What to do: Collect every line below that contains the word "image".

Extracted data:

"""

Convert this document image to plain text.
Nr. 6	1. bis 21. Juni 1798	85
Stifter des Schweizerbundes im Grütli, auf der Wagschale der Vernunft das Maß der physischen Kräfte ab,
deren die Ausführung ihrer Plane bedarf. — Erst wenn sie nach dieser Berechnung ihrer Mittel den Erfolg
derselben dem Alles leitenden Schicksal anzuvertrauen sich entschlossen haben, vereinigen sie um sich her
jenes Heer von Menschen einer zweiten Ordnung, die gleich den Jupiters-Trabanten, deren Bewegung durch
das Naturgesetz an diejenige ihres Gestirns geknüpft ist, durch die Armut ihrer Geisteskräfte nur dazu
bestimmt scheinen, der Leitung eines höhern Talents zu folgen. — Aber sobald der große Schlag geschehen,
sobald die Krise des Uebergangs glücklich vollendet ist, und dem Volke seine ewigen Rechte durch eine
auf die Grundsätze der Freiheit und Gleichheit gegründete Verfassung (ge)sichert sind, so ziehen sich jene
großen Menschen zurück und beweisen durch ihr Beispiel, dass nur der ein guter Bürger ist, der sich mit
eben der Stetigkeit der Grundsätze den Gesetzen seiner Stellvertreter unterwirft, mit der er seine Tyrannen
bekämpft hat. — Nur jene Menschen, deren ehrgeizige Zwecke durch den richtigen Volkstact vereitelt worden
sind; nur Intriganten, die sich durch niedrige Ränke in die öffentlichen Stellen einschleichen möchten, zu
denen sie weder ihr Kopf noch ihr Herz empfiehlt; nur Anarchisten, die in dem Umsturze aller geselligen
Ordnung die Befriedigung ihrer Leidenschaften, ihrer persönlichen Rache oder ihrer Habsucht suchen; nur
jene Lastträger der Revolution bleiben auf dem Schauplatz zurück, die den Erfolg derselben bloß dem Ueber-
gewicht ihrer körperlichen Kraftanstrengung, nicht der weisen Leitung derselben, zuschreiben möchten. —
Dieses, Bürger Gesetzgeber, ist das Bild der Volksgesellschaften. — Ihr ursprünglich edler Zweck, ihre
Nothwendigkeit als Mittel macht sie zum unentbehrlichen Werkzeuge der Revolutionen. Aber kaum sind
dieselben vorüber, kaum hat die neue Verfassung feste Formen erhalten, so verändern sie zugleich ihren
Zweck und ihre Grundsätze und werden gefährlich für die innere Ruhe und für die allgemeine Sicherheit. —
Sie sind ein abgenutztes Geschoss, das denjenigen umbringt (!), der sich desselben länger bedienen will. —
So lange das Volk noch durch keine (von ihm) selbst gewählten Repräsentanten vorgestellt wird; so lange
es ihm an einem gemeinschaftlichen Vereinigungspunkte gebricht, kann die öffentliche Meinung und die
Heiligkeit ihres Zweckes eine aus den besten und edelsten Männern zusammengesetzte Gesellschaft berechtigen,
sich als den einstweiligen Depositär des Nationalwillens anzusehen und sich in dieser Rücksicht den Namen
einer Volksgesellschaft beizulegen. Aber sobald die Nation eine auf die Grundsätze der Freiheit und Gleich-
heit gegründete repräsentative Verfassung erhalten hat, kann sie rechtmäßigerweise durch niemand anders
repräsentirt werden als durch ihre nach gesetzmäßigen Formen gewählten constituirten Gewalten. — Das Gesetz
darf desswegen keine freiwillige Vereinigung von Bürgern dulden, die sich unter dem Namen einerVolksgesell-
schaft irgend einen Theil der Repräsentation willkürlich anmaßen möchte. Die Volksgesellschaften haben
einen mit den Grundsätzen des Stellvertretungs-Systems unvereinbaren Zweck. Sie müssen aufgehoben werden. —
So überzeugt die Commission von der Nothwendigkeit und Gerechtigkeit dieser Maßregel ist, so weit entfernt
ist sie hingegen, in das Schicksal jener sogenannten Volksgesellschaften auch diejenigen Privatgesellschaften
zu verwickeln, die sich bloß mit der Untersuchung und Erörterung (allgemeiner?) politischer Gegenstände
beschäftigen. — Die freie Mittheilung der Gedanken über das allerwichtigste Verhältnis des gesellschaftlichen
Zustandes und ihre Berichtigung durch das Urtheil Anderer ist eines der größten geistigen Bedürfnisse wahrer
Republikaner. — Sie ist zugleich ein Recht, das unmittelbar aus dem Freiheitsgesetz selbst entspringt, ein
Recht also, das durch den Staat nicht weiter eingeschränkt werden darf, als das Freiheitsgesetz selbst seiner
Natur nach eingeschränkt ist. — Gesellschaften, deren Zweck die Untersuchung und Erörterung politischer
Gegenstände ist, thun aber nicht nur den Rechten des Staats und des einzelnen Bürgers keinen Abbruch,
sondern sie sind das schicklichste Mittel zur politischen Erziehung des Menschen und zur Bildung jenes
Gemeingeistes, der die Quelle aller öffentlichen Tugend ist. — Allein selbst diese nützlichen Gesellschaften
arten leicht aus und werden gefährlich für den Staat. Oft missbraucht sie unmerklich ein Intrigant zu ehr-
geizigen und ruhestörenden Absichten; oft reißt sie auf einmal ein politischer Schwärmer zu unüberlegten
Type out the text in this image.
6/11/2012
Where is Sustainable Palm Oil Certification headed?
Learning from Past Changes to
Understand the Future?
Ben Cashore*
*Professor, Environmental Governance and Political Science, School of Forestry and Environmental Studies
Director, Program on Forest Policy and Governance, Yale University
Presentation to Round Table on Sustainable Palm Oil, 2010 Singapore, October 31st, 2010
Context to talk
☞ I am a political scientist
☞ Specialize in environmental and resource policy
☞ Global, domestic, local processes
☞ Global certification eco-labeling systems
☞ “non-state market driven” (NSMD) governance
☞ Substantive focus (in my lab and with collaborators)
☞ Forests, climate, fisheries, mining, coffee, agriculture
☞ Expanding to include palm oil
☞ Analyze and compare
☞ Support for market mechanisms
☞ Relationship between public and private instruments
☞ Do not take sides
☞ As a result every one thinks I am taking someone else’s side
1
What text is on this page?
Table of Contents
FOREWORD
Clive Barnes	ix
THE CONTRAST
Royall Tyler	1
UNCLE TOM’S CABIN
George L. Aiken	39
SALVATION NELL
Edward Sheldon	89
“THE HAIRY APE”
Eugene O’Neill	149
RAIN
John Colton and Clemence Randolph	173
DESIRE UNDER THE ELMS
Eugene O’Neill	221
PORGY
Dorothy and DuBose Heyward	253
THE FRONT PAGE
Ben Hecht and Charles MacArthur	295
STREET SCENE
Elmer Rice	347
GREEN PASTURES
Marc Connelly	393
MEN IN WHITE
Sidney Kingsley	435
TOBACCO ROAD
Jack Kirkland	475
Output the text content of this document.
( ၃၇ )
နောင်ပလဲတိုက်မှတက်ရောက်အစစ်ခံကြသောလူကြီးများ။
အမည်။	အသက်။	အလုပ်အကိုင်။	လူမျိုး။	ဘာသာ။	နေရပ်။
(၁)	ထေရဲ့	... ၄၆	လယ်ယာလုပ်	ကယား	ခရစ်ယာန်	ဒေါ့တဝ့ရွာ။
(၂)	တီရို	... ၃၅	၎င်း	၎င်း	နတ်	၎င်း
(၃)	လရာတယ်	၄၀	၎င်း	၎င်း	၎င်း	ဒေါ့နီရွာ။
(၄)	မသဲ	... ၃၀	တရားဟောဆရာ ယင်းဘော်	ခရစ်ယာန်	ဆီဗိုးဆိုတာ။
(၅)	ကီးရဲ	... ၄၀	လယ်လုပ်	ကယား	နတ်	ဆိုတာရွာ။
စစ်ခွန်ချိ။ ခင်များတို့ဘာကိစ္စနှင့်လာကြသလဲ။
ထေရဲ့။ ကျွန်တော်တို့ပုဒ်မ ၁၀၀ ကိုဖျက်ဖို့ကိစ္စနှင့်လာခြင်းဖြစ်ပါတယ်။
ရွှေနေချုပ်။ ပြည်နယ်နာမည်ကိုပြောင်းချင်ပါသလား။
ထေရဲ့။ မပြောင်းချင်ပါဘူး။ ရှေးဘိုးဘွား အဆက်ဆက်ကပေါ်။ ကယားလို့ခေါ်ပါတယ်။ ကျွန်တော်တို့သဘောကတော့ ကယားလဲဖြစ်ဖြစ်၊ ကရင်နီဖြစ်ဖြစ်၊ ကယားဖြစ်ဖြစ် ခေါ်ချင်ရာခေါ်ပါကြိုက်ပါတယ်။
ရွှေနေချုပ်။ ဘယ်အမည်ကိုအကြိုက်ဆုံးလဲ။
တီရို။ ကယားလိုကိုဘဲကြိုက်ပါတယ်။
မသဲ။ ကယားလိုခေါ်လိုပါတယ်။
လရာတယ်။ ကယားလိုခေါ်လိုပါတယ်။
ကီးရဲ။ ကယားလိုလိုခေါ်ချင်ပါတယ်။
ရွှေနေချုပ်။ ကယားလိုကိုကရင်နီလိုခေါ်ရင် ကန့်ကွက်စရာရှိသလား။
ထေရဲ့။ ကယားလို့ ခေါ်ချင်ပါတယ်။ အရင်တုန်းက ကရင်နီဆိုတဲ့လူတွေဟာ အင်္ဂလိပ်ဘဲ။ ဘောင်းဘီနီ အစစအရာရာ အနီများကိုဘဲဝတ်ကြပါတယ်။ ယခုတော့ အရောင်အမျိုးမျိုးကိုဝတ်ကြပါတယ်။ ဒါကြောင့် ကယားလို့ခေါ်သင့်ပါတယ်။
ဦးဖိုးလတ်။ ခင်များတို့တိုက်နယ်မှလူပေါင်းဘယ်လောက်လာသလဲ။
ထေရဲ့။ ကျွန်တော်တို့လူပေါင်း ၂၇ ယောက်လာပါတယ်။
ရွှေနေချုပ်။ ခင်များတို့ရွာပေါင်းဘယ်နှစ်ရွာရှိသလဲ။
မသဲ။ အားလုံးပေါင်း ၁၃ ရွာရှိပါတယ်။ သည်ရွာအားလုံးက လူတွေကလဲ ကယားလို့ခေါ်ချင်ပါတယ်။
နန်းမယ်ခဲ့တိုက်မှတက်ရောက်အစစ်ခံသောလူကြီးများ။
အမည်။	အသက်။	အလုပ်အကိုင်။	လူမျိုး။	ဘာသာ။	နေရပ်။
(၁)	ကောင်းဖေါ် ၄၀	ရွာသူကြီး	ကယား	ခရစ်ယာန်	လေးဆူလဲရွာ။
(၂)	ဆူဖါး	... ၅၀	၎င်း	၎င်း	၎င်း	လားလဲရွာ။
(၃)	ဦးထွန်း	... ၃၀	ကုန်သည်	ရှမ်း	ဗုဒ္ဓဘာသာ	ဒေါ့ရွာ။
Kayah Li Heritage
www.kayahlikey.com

"""

Response to this exercise:
Convert this document image to plain text.
Type out the text in this image.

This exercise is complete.